Task prompt: Locate the word "JSON" in the material, then show every line that holds it.

** Start Input rows **

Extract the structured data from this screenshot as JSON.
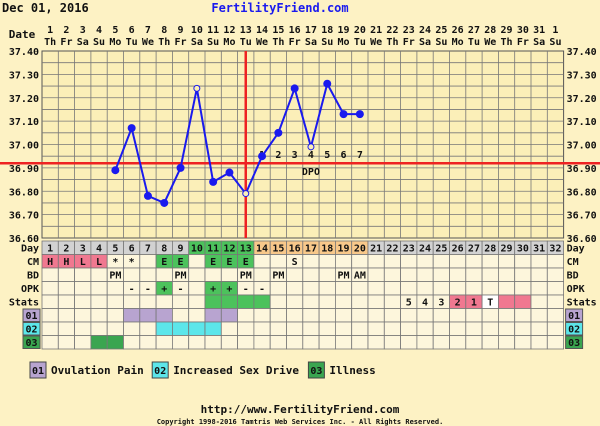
{
  "header": {
    "date": "Dec 01, 2016",
    "site": "FertilityFriend.com"
  },
  "footer": {
    "url": "http://www.FertilityFriend.com",
    "copyright": "Copyright 1998-2016 Tamtris Web Services Inc. - All Rights Reserved."
  },
  "colors": {
    "background": "#fdf2c4",
    "line": "#1a1aee",
    "coverline": "#ee2222",
    "ovulation_line": "#ee2222",
    "cm_red": "#f07890",
    "green": "#4cc25c",
    "follicular_day": "#d2d2d2",
    "luteal_day": "#f8c88a",
    "purple": "#b8a4d0",
    "cyan": "#5ce6ea",
    "dark_green": "#3aa550"
  },
  "chart_data": {
    "type": "line",
    "row_labels": {
      "date": "Date",
      "day": "Day",
      "cm": "CM",
      "bd": "BD",
      "opk": "OPK",
      "stats": "Stats"
    },
    "dates": [
      "1",
      "2",
      "3",
      "4",
      "5",
      "6",
      "7",
      "8",
      "9",
      "10",
      "11",
      "12",
      "13",
      "14",
      "15",
      "16",
      "17",
      "18",
      "19",
      "20",
      "21",
      "22",
      "23",
      "24",
      "25",
      "26",
      "27",
      "28",
      "29",
      "30",
      "31",
      "1"
    ],
    "weekdays": [
      "Th",
      "Fr",
      "Sa",
      "Su",
      "Mo",
      "Tu",
      "We",
      "Th",
      "Fr",
      "Sa",
      "Su",
      "Mo",
      "Tu",
      "We",
      "Th",
      "Fr",
      "Sa",
      "Su",
      "Mo",
      "Tu",
      "We",
      "Th",
      "Fr",
      "Sa",
      "Su",
      "Mo",
      "Tu",
      "We",
      "Th",
      "Fr",
      "Sa",
      "Su"
    ],
    "y_ticks": [
      "37.40",
      "37.30",
      "37.20",
      "37.10",
      "37.00",
      "36.90",
      "36.80",
      "36.70",
      "36.60"
    ],
    "ylim": [
      36.6,
      37.4
    ],
    "grid": true,
    "temperatures": [
      {
        "day": 5,
        "temp": 36.89
      },
      {
        "day": 6,
        "temp": 37.07
      },
      {
        "day": 7,
        "temp": 36.78
      },
      {
        "day": 8,
        "temp": 36.75
      },
      {
        "day": 9,
        "temp": 36.9
      },
      {
        "day": 10,
        "temp": 37.24,
        "open": true
      },
      {
        "day": 11,
        "temp": 36.84
      },
      {
        "day": 12,
        "temp": 36.88
      },
      {
        "day": 13,
        "temp": 36.79,
        "open": true
      },
      {
        "day": 14,
        "temp": 36.95
      },
      {
        "day": 15,
        "temp": 37.05
      },
      {
        "day": 16,
        "temp": 37.24
      },
      {
        "day": 17,
        "temp": 36.99,
        "open": true
      },
      {
        "day": 18,
        "temp": 37.26
      },
      {
        "day": 19,
        "temp": 37.13
      },
      {
        "day": 20,
        "temp": 37.13
      }
    ],
    "coverline": 36.92,
    "ovulation_day": 13,
    "dpo": {
      "label": "DPO",
      "start_day": 14,
      "values": [
        "1",
        "2",
        "3",
        "4",
        "5",
        "6",
        "7"
      ]
    },
    "cycle_days": 32,
    "fertile_days": [
      10,
      11,
      12,
      13
    ],
    "luteal_days": [
      14,
      15,
      16,
      17,
      18,
      19,
      20
    ],
    "cm": [
      {
        "day": 1,
        "v": "H",
        "c": "red"
      },
      {
        "day": 2,
        "v": "H",
        "c": "red"
      },
      {
        "day": 3,
        "v": "L",
        "c": "red"
      },
      {
        "day": 4,
        "v": "L",
        "c": "red"
      },
      {
        "day": 5,
        "v": "*"
      },
      {
        "day": 6,
        "v": "*"
      },
      {
        "day": 8,
        "v": "E",
        "c": "green"
      },
      {
        "day": 9,
        "v": "E",
        "c": "green"
      },
      {
        "day": 11,
        "v": "E",
        "c": "green"
      },
      {
        "day": 12,
        "v": "E",
        "c": "green"
      },
      {
        "day": 13,
        "v": "E",
        "c": "green"
      },
      {
        "day": 16,
        "v": "S"
      }
    ],
    "bd": [
      {
        "day": 5,
        "v": "PM"
      },
      {
        "day": 9,
        "v": "PM"
      },
      {
        "day": 13,
        "v": "PM"
      },
      {
        "day": 15,
        "v": "PM"
      },
      {
        "day": 19,
        "v": "PM"
      },
      {
        "day": 20,
        "v": "AM"
      }
    ],
    "opk": [
      {
        "day": 6,
        "v": "-"
      },
      {
        "day": 7,
        "v": "-"
      },
      {
        "day": 8,
        "v": "+",
        "c": "green"
      },
      {
        "day": 9,
        "v": "-"
      },
      {
        "day": 11,
        "v": "+",
        "c": "green"
      },
      {
        "day": 12,
        "v": "+",
        "c": "green"
      },
      {
        "day": 13,
        "v": "-"
      },
      {
        "day": 14,
        "v": "-"
      }
    ],
    "stats": [
      {
        "day": 11,
        "v": "",
        "c": "green"
      },
      {
        "day": 12,
        "v": "",
        "c": "green"
      },
      {
        "day": 13,
        "v": "",
        "c": "green"
      },
      {
        "day": 14,
        "v": "",
        "c": "green"
      },
      {
        "day": 23,
        "v": "5"
      },
      {
        "day": 24,
        "v": "4"
      },
      {
        "day": 25,
        "v": "3"
      },
      {
        "day": 26,
        "v": "2",
        "c": "red"
      },
      {
        "day": 27,
        "v": "1",
        "c": "red"
      },
      {
        "day": 28,
        "v": "T",
        "c": "white"
      },
      {
        "day": 29,
        "v": "",
        "c": "red"
      },
      {
        "day": 30,
        "v": "",
        "c": "red"
      }
    ],
    "custom_rows": [
      {
        "code": "01",
        "label": "Ovulation Pain",
        "color": "purple",
        "days": [
          6,
          7,
          8,
          11,
          12
        ]
      },
      {
        "code": "02",
        "label": "Increased Sex Drive",
        "color": "cyan",
        "days": [
          8,
          9,
          10,
          11
        ]
      },
      {
        "code": "03",
        "label": "Illness",
        "color": "dark_green",
        "days": [
          4,
          5
        ]
      }
    ]
  }
}
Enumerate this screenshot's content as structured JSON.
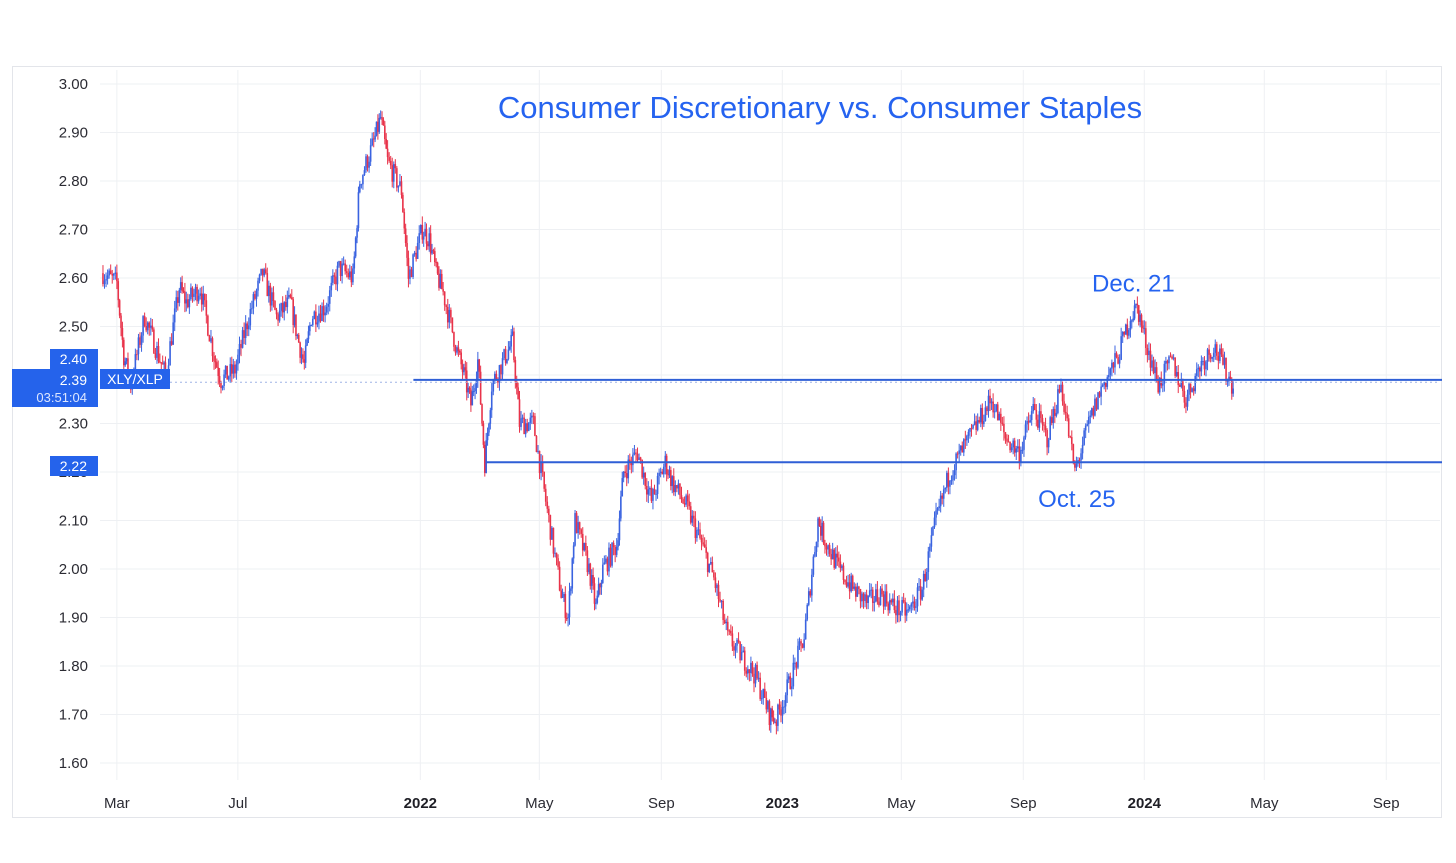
{
  "chart_data": {
    "type": "candlestick",
    "title": "Consumer Discretionary vs. Consumer Staples",
    "symbol": "XLY/XLP",
    "y_ticks": [
      "3.00",
      "2.90",
      "2.80",
      "2.70",
      "2.60",
      "2.50",
      "2.40",
      "2.30",
      "2.20",
      "2.10",
      "2.00",
      "1.90",
      "1.80",
      "1.70",
      "1.60"
    ],
    "ylim": [
      1.56,
      3.03
    ],
    "x_ticks": [
      {
        "label": "Mar",
        "bold": false,
        "x": "2021-03-01"
      },
      {
        "label": "Jul",
        "bold": false,
        "x": "2021-07-01"
      },
      {
        "label": "2022",
        "bold": true,
        "x": "2022-01-01"
      },
      {
        "label": "May",
        "bold": false,
        "x": "2022-05-01"
      },
      {
        "label": "Sep",
        "bold": false,
        "x": "2022-09-01"
      },
      {
        "label": "2023",
        "bold": true,
        "x": "2023-01-01"
      },
      {
        "label": "May",
        "bold": false,
        "x": "2023-05-01"
      },
      {
        "label": "Sep",
        "bold": false,
        "x": "2023-09-01"
      },
      {
        "label": "2024",
        "bold": true,
        "x": "2024-01-01"
      },
      {
        "label": "May",
        "bold": false,
        "x": "2024-05-01"
      },
      {
        "label": "Sep",
        "bold": false,
        "x": "2024-09-01"
      }
    ],
    "xlim": [
      "2021-02-12",
      "2024-10-05"
    ],
    "series": [
      {
        "values": [
          [
            "2021-02-15",
            2.61
          ],
          [
            "2021-03-01",
            2.59
          ],
          [
            "2021-03-08",
            2.44
          ],
          [
            "2021-03-15",
            2.38
          ],
          [
            "2021-03-29",
            2.52
          ],
          [
            "2021-04-12",
            2.44
          ],
          [
            "2021-04-19",
            2.4
          ],
          [
            "2021-05-03",
            2.58
          ],
          [
            "2021-05-10",
            2.55
          ],
          [
            "2021-05-24",
            2.58
          ],
          [
            "2021-06-07",
            2.44
          ],
          [
            "2021-06-14",
            2.39
          ],
          [
            "2021-06-28",
            2.41
          ],
          [
            "2021-07-12",
            2.52
          ],
          [
            "2021-07-26",
            2.61
          ],
          [
            "2021-08-09",
            2.52
          ],
          [
            "2021-08-23",
            2.55
          ],
          [
            "2021-08-30",
            2.48
          ],
          [
            "2021-09-06",
            2.42
          ],
          [
            "2021-09-13",
            2.52
          ],
          [
            "2021-09-27",
            2.54
          ],
          [
            "2021-10-11",
            2.62
          ],
          [
            "2021-10-25",
            2.6
          ],
          [
            "2021-11-01",
            2.8
          ],
          [
            "2021-11-15",
            2.88
          ],
          [
            "2021-11-22",
            2.93
          ],
          [
            "2021-11-29",
            2.84
          ],
          [
            "2021-12-13",
            2.78
          ],
          [
            "2021-12-20",
            2.6
          ],
          [
            "2022-01-03",
            2.7
          ],
          [
            "2022-01-10",
            2.68
          ],
          [
            "2022-01-17",
            2.61
          ],
          [
            "2022-01-24",
            2.57
          ],
          [
            "2022-02-07",
            2.45
          ],
          [
            "2022-02-14",
            2.4
          ],
          [
            "2022-02-21",
            2.34
          ],
          [
            "2022-02-28",
            2.43
          ],
          [
            "2022-03-07",
            2.22
          ],
          [
            "2022-03-14",
            2.38
          ],
          [
            "2022-03-28",
            2.44
          ],
          [
            "2022-04-04",
            2.47
          ],
          [
            "2022-04-11",
            2.3
          ],
          [
            "2022-04-25",
            2.3
          ],
          [
            "2022-05-09",
            2.12
          ],
          [
            "2022-05-23",
            1.95
          ],
          [
            "2022-05-30",
            1.9
          ],
          [
            "2022-06-06",
            2.1
          ],
          [
            "2022-06-20",
            2.0
          ],
          [
            "2022-06-27",
            1.92
          ],
          [
            "2022-07-04",
            2.0
          ],
          [
            "2022-07-18",
            2.05
          ],
          [
            "2022-07-25",
            2.2
          ],
          [
            "2022-08-08",
            2.24
          ],
          [
            "2022-08-22",
            2.14
          ],
          [
            "2022-09-05",
            2.22
          ],
          [
            "2022-09-12",
            2.18
          ],
          [
            "2022-09-26",
            2.13
          ],
          [
            "2022-10-10",
            2.06
          ],
          [
            "2022-10-24",
            1.98
          ],
          [
            "2022-11-07",
            1.86
          ],
          [
            "2022-11-21",
            1.82
          ],
          [
            "2022-12-05",
            1.78
          ],
          [
            "2022-12-19",
            1.7
          ],
          [
            "2022-12-26",
            1.69
          ],
          [
            "2023-01-09",
            1.77
          ],
          [
            "2023-01-23",
            1.86
          ],
          [
            "2023-02-06",
            2.1
          ],
          [
            "2023-02-13",
            2.06
          ],
          [
            "2023-02-27",
            2.0
          ],
          [
            "2023-03-13",
            1.96
          ],
          [
            "2023-03-27",
            1.93
          ],
          [
            "2023-04-10",
            1.95
          ],
          [
            "2023-04-24",
            1.92
          ],
          [
            "2023-05-08",
            1.91
          ],
          [
            "2023-05-22",
            1.96
          ],
          [
            "2023-06-05",
            2.1
          ],
          [
            "2023-06-19",
            2.2
          ],
          [
            "2023-07-03",
            2.25
          ],
          [
            "2023-07-17",
            2.3
          ],
          [
            "2023-07-31",
            2.35
          ],
          [
            "2023-08-14",
            2.27
          ],
          [
            "2023-08-28",
            2.24
          ],
          [
            "2023-09-11",
            2.33
          ],
          [
            "2023-09-25",
            2.27
          ],
          [
            "2023-10-09",
            2.38
          ],
          [
            "2023-10-23",
            2.2
          ],
          [
            "2023-11-06",
            2.3
          ],
          [
            "2023-11-20",
            2.38
          ],
          [
            "2023-12-04",
            2.43
          ],
          [
            "2023-12-18",
            2.52
          ],
          [
            "2023-12-25",
            2.54
          ],
          [
            "2024-01-01",
            2.48
          ],
          [
            "2024-01-15",
            2.38
          ],
          [
            "2024-01-29",
            2.43
          ],
          [
            "2024-02-12",
            2.35
          ],
          [
            "2024-02-26",
            2.42
          ],
          [
            "2024-03-11",
            2.46
          ],
          [
            "2024-03-25",
            2.4
          ],
          [
            "2024-04-01",
            2.37
          ]
        ]
      }
    ],
    "horizontal_lines": [
      {
        "value": 2.39,
        "start": "2021-12-25"
      },
      {
        "value": 2.22,
        "start": "2022-03-08"
      }
    ],
    "price_badges": [
      {
        "label": "2.40",
        "value": 2.4
      },
      {
        "label": "2.39",
        "value": 2.39
      },
      {
        "label": "2.22",
        "value": 2.22
      }
    ],
    "symbol_badge": "XLY/XLP",
    "countdown": "03:51:04",
    "annotations": [
      {
        "text": "Dec. 21",
        "x": "2023-12-21",
        "y": 2.56,
        "position": "above"
      },
      {
        "text": "Oct. 25",
        "x": "2023-10-25",
        "y": 2.19,
        "position": "below"
      }
    ],
    "colors": {
      "up": "#3a63e0",
      "down": "#e8334a",
      "line": "#2f5fd6",
      "title": "#2563f0",
      "badge": "#2563eb",
      "grid": "#eef0f3"
    },
    "grid": true
  }
}
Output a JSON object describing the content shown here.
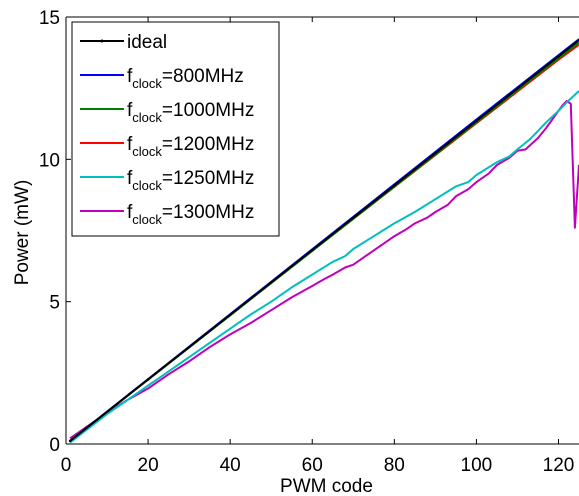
{
  "chart_data": {
    "type": "line",
    "xlabel": "PWM code",
    "ylabel": "Power (mW)",
    "xlim": [
      0,
      125
    ],
    "ylim": [
      0,
      15
    ],
    "xticks": [
      0,
      20,
      40,
      60,
      80,
      100,
      120
    ],
    "yticks": [
      0,
      5,
      10,
      15
    ],
    "grid": false,
    "legend_position": "top-left",
    "series": [
      {
        "name": "ideal",
        "legend_base": "ideal",
        "legend_sub": "",
        "legend_suffix": "",
        "color": "#000000",
        "markers": true,
        "x": [
          1,
          20,
          40,
          60,
          80,
          100,
          120,
          125
        ],
        "y": [
          0.11,
          2.27,
          4.54,
          6.81,
          9.08,
          11.35,
          13.62,
          14.19
        ]
      },
      {
        "name": "fclock=800MHz",
        "legend_base": "f",
        "legend_sub": "clock",
        "legend_suffix": "=800MHz",
        "color": "#0000ff",
        "markers": false,
        "x": [
          1,
          20,
          40,
          60,
          80,
          100,
          120,
          125
        ],
        "y": [
          0.11,
          2.28,
          4.56,
          6.84,
          9.12,
          11.4,
          13.66,
          14.22
        ]
      },
      {
        "name": "fclock=1000MHz",
        "legend_base": "f",
        "legend_sub": "clock",
        "legend_suffix": "=1000MHz",
        "color": "#008000",
        "markers": false,
        "x": [
          1,
          20,
          40,
          60,
          80,
          100,
          120,
          125
        ],
        "y": [
          0.11,
          2.26,
          4.52,
          6.78,
          9.04,
          11.3,
          13.55,
          14.1
        ]
      },
      {
        "name": "fclock=1200MHz",
        "legend_base": "f",
        "legend_sub": "clock",
        "legend_suffix": "=1200MHz",
        "color": "#ff0000",
        "markers": false,
        "x": [
          1,
          20,
          40,
          60,
          80,
          100,
          120,
          125
        ],
        "y": [
          0.11,
          2.27,
          4.53,
          6.79,
          9.03,
          11.27,
          13.5,
          14.03
        ]
      },
      {
        "name": "fclock=1250MHz",
        "legend_base": "f",
        "legend_sub": "clock",
        "legend_suffix": "=1250MHz",
        "color": "#00bfbf",
        "markers": false,
        "x": [
          1,
          5,
          10,
          15,
          20,
          25,
          30,
          35,
          40,
          45,
          50,
          55,
          60,
          65,
          68,
          70,
          75,
          80,
          85,
          90,
          95,
          98,
          100,
          105,
          108,
          110,
          113,
          115,
          117,
          120,
          122,
          125
        ],
        "y": [
          0.05,
          0.5,
          1.05,
          1.55,
          2.05,
          2.55,
          3.05,
          3.55,
          4.05,
          4.55,
          5.0,
          5.5,
          5.95,
          6.4,
          6.6,
          6.85,
          7.3,
          7.75,
          8.15,
          8.6,
          9.05,
          9.2,
          9.45,
          9.9,
          10.1,
          10.35,
          10.7,
          11.0,
          11.3,
          11.7,
          12.0,
          12.4
        ]
      },
      {
        "name": "fclock=1300MHz",
        "legend_base": "f",
        "legend_sub": "clock",
        "legend_suffix": "=1300MHz",
        "color": "#bf00bf",
        "markers": false,
        "x": [
          1,
          5,
          10,
          15,
          20,
          25,
          30,
          35,
          40,
          45,
          50,
          55,
          60,
          63,
          65,
          68,
          70,
          73,
          75,
          78,
          80,
          83,
          85,
          88,
          90,
          93,
          95,
          98,
          100,
          103,
          105,
          108,
          110,
          112,
          115,
          117,
          119,
          121,
          122,
          123,
          124,
          125
        ],
        "y": [
          0.2,
          0.6,
          1.1,
          1.55,
          1.95,
          2.45,
          2.9,
          3.4,
          3.85,
          4.25,
          4.7,
          5.15,
          5.55,
          5.8,
          5.95,
          6.2,
          6.3,
          6.6,
          6.8,
          7.1,
          7.3,
          7.55,
          7.75,
          7.95,
          8.15,
          8.4,
          8.7,
          8.95,
          9.2,
          9.5,
          9.8,
          10.05,
          10.3,
          10.35,
          10.75,
          11.1,
          11.5,
          11.9,
          12.05,
          11.95,
          7.6,
          9.8
        ]
      }
    ]
  }
}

** End Input rows **

Solution to the exercise:
Extract the structured data from this screenshot as JSON.
Enumerate this screenshot's content as structured JSON.
Output a JSON object describing the content shown here.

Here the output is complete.